■ **Data shown**:
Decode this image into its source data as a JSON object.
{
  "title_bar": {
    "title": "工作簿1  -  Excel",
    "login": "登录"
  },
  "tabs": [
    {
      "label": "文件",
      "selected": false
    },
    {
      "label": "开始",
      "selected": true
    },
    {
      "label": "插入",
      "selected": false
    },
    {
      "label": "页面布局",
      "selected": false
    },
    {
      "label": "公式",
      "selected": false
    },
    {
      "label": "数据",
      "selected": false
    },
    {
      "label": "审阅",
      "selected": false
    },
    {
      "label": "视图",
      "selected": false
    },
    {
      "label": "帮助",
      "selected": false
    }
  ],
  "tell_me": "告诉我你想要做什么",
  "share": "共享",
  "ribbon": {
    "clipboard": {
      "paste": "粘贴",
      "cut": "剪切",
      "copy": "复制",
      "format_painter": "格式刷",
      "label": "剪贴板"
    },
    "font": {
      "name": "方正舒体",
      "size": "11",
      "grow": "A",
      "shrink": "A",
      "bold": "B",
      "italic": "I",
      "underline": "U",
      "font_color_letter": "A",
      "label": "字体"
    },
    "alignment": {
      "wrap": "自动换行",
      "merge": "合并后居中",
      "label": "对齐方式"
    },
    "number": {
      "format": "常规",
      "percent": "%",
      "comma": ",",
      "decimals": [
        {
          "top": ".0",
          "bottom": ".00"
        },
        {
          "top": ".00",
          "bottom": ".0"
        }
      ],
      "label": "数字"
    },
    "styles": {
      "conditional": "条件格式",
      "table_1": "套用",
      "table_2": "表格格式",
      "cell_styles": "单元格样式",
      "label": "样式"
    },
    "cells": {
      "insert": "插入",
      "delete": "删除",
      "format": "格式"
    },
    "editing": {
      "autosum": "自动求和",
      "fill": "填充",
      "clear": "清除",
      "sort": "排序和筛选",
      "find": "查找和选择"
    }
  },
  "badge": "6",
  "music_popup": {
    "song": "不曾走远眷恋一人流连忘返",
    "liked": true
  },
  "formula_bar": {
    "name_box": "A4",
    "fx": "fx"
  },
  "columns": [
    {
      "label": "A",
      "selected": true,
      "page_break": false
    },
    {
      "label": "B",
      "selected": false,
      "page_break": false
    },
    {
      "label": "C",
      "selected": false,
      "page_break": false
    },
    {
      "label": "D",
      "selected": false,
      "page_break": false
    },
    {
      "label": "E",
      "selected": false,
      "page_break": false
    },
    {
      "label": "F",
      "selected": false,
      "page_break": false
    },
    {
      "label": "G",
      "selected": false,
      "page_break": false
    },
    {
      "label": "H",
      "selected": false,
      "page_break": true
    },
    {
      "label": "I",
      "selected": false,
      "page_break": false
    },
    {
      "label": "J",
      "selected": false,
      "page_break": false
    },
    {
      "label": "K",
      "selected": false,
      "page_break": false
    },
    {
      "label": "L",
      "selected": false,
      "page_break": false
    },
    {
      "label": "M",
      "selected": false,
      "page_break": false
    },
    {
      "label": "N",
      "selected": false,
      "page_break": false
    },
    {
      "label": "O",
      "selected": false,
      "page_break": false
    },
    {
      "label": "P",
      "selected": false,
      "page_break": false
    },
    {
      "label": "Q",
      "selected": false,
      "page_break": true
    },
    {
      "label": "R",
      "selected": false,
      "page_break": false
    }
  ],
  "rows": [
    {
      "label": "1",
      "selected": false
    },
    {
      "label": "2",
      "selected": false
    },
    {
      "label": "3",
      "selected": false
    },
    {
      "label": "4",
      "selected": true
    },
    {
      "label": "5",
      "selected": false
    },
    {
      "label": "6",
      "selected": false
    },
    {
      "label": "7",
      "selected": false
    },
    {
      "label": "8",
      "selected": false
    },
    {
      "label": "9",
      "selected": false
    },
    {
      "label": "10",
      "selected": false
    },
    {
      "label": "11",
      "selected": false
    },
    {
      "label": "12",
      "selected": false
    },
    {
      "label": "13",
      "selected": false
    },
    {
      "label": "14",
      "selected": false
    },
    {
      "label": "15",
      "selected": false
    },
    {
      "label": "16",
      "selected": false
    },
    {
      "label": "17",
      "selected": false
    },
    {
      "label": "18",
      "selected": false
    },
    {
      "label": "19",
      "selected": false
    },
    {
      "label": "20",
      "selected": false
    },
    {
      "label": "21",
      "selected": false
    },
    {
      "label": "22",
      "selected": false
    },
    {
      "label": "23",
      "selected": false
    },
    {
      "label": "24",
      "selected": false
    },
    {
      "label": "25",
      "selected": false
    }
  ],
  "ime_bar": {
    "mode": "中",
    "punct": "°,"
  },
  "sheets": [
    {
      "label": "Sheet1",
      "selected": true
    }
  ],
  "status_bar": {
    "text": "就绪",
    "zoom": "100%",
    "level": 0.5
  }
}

■ **Directive**: Extract the complete data, matching each line exactly.

■ **Final result**:
Decode this image into its source data as a JSON object.
{
  "title_bar": {
    "title": "工作簿1  -  Excel",
    "login": "登录"
  },
  "tabs": [
    {
      "label": "文件",
      "selected": false
    },
    {
      "label": "开始",
      "selected": true
    },
    {
      "label": "插入",
      "selected": false
    },
    {
      "label": "页面布局",
      "selected": false
    },
    {
      "label": "公式",
      "selected": false
    },
    {
      "label": "数据",
      "selected": false
    },
    {
      "label": "审阅",
      "selected": false
    },
    {
      "label": "视图",
      "selected": false
    },
    {
      "label": "帮助",
      "selected": false
    }
  ],
  "tell_me": "告诉我你想要做什么",
  "share": "共享",
  "ribbon": {
    "clipboard": {
      "paste": "粘贴",
      "cut": "剪切",
      "copy": "复制",
      "format_painter": "格式刷",
      "label": "剪贴板"
    },
    "font": {
      "name": "方正舒体",
      "size": "11",
      "grow": "A",
      "shrink": "A",
      "bold": "B",
      "italic": "I",
      "underline": "U",
      "font_color_letter": "A",
      "label": "字体"
    },
    "alignment": {
      "wrap": "自动换行",
      "merge": "合并后居中",
      "label": "对齐方式"
    },
    "number": {
      "format": "常规",
      "percent": "%",
      "comma": ",",
      "decimals": [
        {
          "top": ".0",
          "bottom": ".00"
        },
        {
          "top": ".00",
          "bottom": ".0"
        }
      ],
      "label": "数字"
    },
    "styles": {
      "conditional": "条件格式",
      "table_1": "套用",
      "table_2": "表格格式",
      "cell_styles": "单元格样式",
      "label": "样式"
    },
    "cells": {
      "insert": "插入",
      "delete": "删除",
      "format": "格式"
    },
    "editing": {
      "autosum": "自动求和",
      "fill": "填充",
      "clear": "清除",
      "sort": "排序和筛选",
      "find": "查找和选择"
    }
  },
  "badge": "6",
  "music_popup": {
    "song": "不曾走远眷恋一人流连忘返",
    "liked": true
  },
  "formula_bar": {
    "name_box": "A4",
    "fx": "fx"
  },
  "columns": [
    {
      "label": "A",
      "selected": true,
      "page_break": false
    },
    {
      "label": "B",
      "selected": false,
      "page_break": false
    },
    {
      "label": "C",
      "selected": false,
      "page_break": false
    },
    {
      "label": "D",
      "selected": false,
      "page_break": false
    },
    {
      "label": "E",
      "selected": false,
      "page_break": false
    },
    {
      "label": "F",
      "selected": false,
      "page_break": false
    },
    {
      "label": "G",
      "selected": false,
      "page_break": false
    },
    {
      "label": "H",
      "selected": false,
      "page_break": true
    },
    {
      "label": "I",
      "selected": false,
      "page_break": false
    },
    {
      "label": "J",
      "selected": false,
      "page_break": false
    },
    {
      "label": "K",
      "selected": false,
      "page_break": false
    },
    {
      "label": "L",
      "selected": false,
      "page_break": false
    },
    {
      "label": "M",
      "selected": false,
      "page_break": false
    },
    {
      "label": "N",
      "selected": false,
      "page_break": false
    },
    {
      "label": "O",
      "selected": false,
      "page_break": false
    },
    {
      "label": "P",
      "selected": false,
      "page_break": false
    },
    {
      "label": "Q",
      "selected": false,
      "page_break": true
    },
    {
      "label": "R",
      "selected": false,
      "page_break": false
    }
  ],
  "rows": [
    {
      "label": "1",
      "selected": false
    },
    {
      "label": "2",
      "selected": false
    },
    {
      "label": "3",
      "selected": false
    },
    {
      "label": "4",
      "selected": true
    },
    {
      "label": "5",
      "selected": false
    },
    {
      "label": "6",
      "selected": false
    },
    {
      "label": "7",
      "selected": false
    },
    {
      "label": "8",
      "selected": false
    },
    {
      "label": "9",
      "selected": false
    },
    {
      "label": "10",
      "selected": false
    },
    {
      "label": "11",
      "selected": false
    },
    {
      "label": "12",
      "selected": false
    },
    {
      "label": "13",
      "selected": false
    },
    {
      "label": "14",
      "selected": false
    },
    {
      "label": "15",
      "selected": false
    },
    {
      "label": "16",
      "selected": false
    },
    {
      "label": "17",
      "selected": false
    },
    {
      "label": "18",
      "selected": false
    },
    {
      "label": "19",
      "selected": false
    },
    {
      "label": "20",
      "selected": false
    },
    {
      "label": "21",
      "selected": false
    },
    {
      "label": "22",
      "selected": false
    },
    {
      "label": "23",
      "selected": false
    },
    {
      "label": "24",
      "selected": false
    },
    {
      "label": "25",
      "selected": false
    }
  ],
  "ime_bar": {
    "mode": "中",
    "punct": "°,"
  },
  "sheets": [
    {
      "label": "Sheet1",
      "selected": true
    }
  ],
  "status_bar": {
    "text": "就绪",
    "zoom": "100%",
    "level": 0.5
  }
}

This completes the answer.